• Given instruction: Copy out each line of the data holding "Königsblau".
********
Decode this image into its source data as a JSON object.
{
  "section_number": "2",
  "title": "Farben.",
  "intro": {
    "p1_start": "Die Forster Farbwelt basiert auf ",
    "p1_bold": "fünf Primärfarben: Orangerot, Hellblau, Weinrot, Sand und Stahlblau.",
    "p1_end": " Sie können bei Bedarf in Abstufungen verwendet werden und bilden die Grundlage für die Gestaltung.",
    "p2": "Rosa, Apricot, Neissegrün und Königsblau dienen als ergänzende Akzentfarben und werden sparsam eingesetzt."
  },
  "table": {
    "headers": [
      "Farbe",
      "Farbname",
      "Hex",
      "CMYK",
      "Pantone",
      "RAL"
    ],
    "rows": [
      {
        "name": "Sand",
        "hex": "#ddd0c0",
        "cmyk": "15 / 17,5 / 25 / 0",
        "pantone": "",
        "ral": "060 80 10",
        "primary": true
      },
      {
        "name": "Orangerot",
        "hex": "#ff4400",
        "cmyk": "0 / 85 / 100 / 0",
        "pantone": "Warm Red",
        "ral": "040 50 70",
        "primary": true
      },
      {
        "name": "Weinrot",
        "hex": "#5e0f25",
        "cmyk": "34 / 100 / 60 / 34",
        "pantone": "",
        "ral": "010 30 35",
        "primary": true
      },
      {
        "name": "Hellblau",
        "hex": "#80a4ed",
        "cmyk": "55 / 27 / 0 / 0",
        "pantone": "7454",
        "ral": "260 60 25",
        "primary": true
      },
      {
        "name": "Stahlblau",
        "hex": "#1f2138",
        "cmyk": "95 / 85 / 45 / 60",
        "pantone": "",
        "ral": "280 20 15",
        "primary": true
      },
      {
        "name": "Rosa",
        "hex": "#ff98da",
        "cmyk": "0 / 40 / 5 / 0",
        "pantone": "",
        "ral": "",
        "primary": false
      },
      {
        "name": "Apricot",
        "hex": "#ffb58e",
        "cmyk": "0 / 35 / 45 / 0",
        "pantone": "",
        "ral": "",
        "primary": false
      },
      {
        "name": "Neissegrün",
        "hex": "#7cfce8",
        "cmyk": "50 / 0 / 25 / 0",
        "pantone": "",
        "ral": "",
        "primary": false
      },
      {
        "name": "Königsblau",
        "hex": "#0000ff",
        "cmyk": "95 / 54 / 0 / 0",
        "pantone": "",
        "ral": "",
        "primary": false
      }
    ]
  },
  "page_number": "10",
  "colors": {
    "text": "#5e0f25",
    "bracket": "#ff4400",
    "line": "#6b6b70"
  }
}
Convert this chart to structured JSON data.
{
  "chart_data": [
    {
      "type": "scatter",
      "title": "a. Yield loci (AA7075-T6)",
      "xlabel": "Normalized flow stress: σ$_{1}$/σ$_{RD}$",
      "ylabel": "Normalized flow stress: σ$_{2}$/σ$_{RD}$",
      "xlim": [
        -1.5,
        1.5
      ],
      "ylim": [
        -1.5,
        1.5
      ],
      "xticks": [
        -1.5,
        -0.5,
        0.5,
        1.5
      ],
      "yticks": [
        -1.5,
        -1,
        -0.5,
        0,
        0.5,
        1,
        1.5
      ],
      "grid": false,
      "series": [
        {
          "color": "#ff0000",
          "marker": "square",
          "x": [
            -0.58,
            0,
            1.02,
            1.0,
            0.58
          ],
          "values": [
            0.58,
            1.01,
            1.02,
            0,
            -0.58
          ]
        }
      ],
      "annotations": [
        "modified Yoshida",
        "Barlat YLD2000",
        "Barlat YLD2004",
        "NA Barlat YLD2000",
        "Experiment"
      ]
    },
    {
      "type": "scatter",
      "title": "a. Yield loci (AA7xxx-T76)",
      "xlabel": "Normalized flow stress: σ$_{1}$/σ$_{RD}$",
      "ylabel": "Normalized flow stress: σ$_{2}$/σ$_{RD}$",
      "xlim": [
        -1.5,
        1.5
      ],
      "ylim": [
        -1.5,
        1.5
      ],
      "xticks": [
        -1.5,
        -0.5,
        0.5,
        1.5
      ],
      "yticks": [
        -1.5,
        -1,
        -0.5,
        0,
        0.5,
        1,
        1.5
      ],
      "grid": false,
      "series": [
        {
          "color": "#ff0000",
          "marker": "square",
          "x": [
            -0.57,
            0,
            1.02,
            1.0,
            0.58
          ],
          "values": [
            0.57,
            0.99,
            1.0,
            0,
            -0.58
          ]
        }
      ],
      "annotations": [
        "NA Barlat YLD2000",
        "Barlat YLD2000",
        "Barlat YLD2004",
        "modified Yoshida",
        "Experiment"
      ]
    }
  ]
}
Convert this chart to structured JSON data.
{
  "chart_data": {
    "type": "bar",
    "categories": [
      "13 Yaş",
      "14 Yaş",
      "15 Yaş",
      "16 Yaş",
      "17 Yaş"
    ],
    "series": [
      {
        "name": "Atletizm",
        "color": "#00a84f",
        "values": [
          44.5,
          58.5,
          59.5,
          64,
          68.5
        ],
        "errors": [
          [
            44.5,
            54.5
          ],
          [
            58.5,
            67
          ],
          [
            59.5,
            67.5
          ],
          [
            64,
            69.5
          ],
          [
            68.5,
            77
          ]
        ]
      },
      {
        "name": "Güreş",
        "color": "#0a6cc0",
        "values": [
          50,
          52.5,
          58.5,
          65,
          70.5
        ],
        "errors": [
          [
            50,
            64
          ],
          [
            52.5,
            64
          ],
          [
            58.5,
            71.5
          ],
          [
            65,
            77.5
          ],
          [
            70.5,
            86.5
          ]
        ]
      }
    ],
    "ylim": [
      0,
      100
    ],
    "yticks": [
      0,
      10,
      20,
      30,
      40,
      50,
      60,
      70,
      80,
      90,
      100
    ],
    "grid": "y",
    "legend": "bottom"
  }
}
********
• Finished answer:
    "p2": "Rosa, Apricot, Neissegrün und Königsblau dienen als ergänzende Akzentfarben und werden sparsam eingesetzt."
        "name": "Königsblau",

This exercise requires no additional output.